> _Required work_
Reproduce every record exactly as it appears, but not the pictures.

> _Material for this exercise_
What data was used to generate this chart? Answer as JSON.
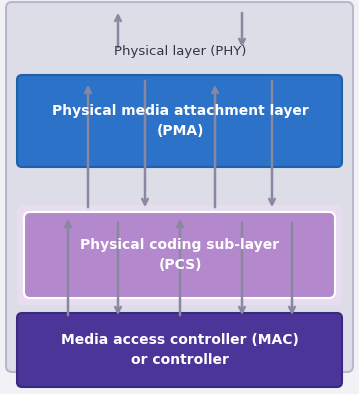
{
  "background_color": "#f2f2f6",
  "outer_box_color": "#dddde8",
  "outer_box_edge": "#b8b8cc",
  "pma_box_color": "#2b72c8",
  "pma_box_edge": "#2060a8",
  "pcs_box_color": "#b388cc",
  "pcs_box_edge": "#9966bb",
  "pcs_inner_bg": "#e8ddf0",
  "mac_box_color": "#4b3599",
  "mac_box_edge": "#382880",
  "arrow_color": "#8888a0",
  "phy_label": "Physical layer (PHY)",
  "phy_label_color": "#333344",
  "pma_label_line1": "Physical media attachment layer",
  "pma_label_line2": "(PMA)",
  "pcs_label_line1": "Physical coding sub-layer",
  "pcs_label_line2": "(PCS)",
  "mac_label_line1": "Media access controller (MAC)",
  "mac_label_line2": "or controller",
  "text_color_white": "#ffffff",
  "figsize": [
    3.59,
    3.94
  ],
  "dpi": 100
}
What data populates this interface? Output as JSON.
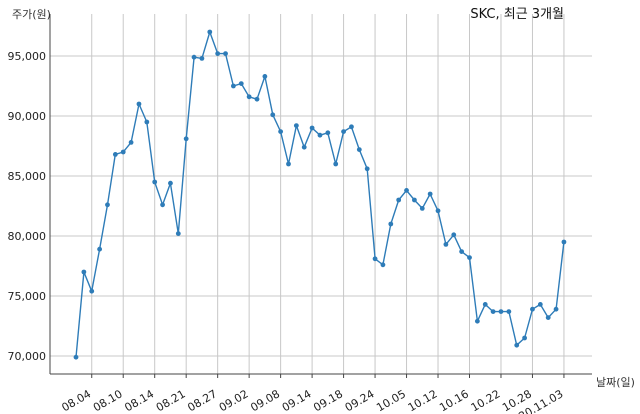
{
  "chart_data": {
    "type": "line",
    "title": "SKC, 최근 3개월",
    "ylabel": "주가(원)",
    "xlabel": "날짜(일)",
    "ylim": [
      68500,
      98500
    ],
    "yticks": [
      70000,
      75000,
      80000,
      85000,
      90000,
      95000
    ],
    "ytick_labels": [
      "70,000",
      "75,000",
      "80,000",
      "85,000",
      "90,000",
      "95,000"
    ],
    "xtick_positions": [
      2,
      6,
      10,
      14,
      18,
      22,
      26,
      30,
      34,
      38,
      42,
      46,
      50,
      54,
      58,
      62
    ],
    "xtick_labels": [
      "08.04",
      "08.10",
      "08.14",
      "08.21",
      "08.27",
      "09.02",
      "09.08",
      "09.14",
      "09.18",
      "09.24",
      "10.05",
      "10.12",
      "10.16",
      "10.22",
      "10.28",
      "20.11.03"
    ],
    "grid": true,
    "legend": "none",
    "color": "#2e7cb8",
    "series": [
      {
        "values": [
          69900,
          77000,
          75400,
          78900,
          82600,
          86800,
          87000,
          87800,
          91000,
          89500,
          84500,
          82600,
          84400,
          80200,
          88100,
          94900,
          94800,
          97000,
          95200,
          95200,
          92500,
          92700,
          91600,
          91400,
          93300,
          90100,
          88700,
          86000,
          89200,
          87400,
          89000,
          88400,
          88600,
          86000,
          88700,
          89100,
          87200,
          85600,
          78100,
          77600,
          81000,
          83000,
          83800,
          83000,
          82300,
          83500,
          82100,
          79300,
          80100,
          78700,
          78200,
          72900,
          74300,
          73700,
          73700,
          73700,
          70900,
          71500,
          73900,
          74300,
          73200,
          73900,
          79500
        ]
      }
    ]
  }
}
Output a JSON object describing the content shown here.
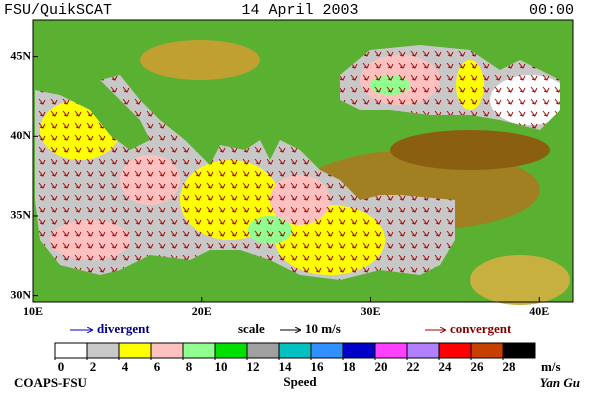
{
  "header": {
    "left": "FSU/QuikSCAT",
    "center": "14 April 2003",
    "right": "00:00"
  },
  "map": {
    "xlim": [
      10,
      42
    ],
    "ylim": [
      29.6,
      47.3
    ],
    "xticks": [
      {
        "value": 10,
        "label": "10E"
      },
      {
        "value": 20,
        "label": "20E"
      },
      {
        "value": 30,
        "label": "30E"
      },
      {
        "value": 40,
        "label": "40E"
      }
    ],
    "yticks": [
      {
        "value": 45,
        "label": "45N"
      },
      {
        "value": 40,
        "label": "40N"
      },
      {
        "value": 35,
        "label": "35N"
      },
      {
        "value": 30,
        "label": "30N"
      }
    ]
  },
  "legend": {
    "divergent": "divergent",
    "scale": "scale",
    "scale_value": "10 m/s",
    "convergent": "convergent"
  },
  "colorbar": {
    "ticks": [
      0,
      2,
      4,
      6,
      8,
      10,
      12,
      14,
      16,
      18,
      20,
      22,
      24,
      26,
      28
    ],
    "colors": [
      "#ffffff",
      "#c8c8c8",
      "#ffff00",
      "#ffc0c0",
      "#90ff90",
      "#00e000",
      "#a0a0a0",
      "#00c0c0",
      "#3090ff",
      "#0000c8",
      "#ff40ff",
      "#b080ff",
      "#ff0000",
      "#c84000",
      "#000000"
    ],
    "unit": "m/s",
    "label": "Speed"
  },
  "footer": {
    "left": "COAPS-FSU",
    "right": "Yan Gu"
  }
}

> _Correct result_
What data was used to generate this chart? Answer as JSON.
{
  "background_color": "#f2f2f6",
  "outer_box_color": "#dddde8",
  "outer_box_edge": "#b8b8cc",
  "pma_box_color": "#2b72c8",
  "pma_box_edge": "#2060a8",
  "pcs_box_color": "#b388cc",
  "pcs_box_edge": "#9966bb",
  "pcs_inner_bg": "#e8ddf0",
  "mac_box_color": "#4b3599",
  "mac_box_edge": "#382880",
  "arrow_color": "#8888a0",
  "phy_label": "Physical layer (PHY)",
  "phy_label_color": "#333344",
  "pma_label_line1": "Physical media attachment layer",
  "pma_label_line2": "(PMA)",
  "pcs_label_line1": "Physical coding sub-layer",
  "pcs_label_line2": "(PCS)",
  "mac_label_line1": "Media access controller (MAC)",
  "mac_label_line2": "or controller",
  "text_color_white": "#ffffff",
  "figsize": [
    3.59,
    3.94
  ],
  "dpi": 100
}
What data populates this interface? Output as JSON.
{
  "chart_data": {
    "type": "line",
    "title": "SKC, 최근 3개월",
    "ylabel": "주가(원)",
    "xlabel": "날짜(일)",
    "ylim": [
      68500,
      98500
    ],
    "yticks": [
      70000,
      75000,
      80000,
      85000,
      90000,
      95000
    ],
    "ytick_labels": [
      "70,000",
      "75,000",
      "80,000",
      "85,000",
      "90,000",
      "95,000"
    ],
    "xtick_positions": [
      2,
      6,
      10,
      14,
      18,
      22,
      26,
      30,
      34,
      38,
      42,
      46,
      50,
      54,
      58,
      62
    ],
    "xtick_labels": [
      "08.04",
      "08.10",
      "08.14",
      "08.21",
      "08.27",
      "09.02",
      "09.08",
      "09.14",
      "09.18",
      "09.24",
      "10.05",
      "10.12",
      "10.16",
      "10.22",
      "10.28",
      "20.11.03"
    ],
    "grid": true,
    "legend": "none",
    "color": "#2e7cb8",
    "series": [
      {
        "values": [
          69900,
          77000,
          75400,
          78900,
          82600,
          86800,
          87000,
          87800,
          91000,
          89500,
          84500,
          82600,
          84400,
          80200,
          88100,
          94900,
          94800,
          97000,
          95200,
          95200,
          92500,
          92700,
          91600,
          91400,
          93300,
          90100,
          88700,
          86000,
          89200,
          87400,
          89000,
          88400,
          88600,
          86000,
          88700,
          89100,
          87200,
          85600,
          78100,
          77600,
          81000,
          83000,
          83800,
          83000,
          82300,
          83500,
          82100,
          79300,
          80100,
          78700,
          78200,
          72900,
          74300,
          73700,
          73700,
          73700,
          70900,
          71500,
          73900,
          74300,
          73200,
          73900,
          79500
        ]
      }
    ]
  }
}
Output a JSON object describing the content shown here.
{
  "header": {
    "left": "FSU/QuikSCAT",
    "center": "14 April 2003",
    "right": "00:00"
  },
  "map": {
    "xlim": [
      10,
      42
    ],
    "ylim": [
      29.6,
      47.3
    ],
    "xticks": [
      {
        "value": 10,
        "label": "10E"
      },
      {
        "value": 20,
        "label": "20E"
      },
      {
        "value": 30,
        "label": "30E"
      },
      {
        "value": 40,
        "label": "40E"
      }
    ],
    "yticks": [
      {
        "value": 45,
        "label": "45N"
      },
      {
        "value": 40,
        "label": "40N"
      },
      {
        "value": 35,
        "label": "35N"
      },
      {
        "value": 30,
        "label": "30N"
      }
    ]
  },
  "legend": {
    "divergent": "divergent",
    "scale": "scale",
    "scale_value": "10 m/s",
    "convergent": "convergent"
  },
  "colorbar": {
    "ticks": [
      0,
      2,
      4,
      6,
      8,
      10,
      12,
      14,
      16,
      18,
      20,
      22,
      24,
      26,
      28
    ],
    "colors": [
      "#ffffff",
      "#c8c8c8",
      "#ffff00",
      "#ffc0c0",
      "#90ff90",
      "#00e000",
      "#a0a0a0",
      "#00c0c0",
      "#3090ff",
      "#0000c8",
      "#ff40ff",
      "#b080ff",
      "#ff0000",
      "#c84000",
      "#000000"
    ],
    "unit": "m/s",
    "label": "Speed"
  },
  "footer": {
    "left": "COAPS-FSU",
    "right": "Yan Gu"
  }
}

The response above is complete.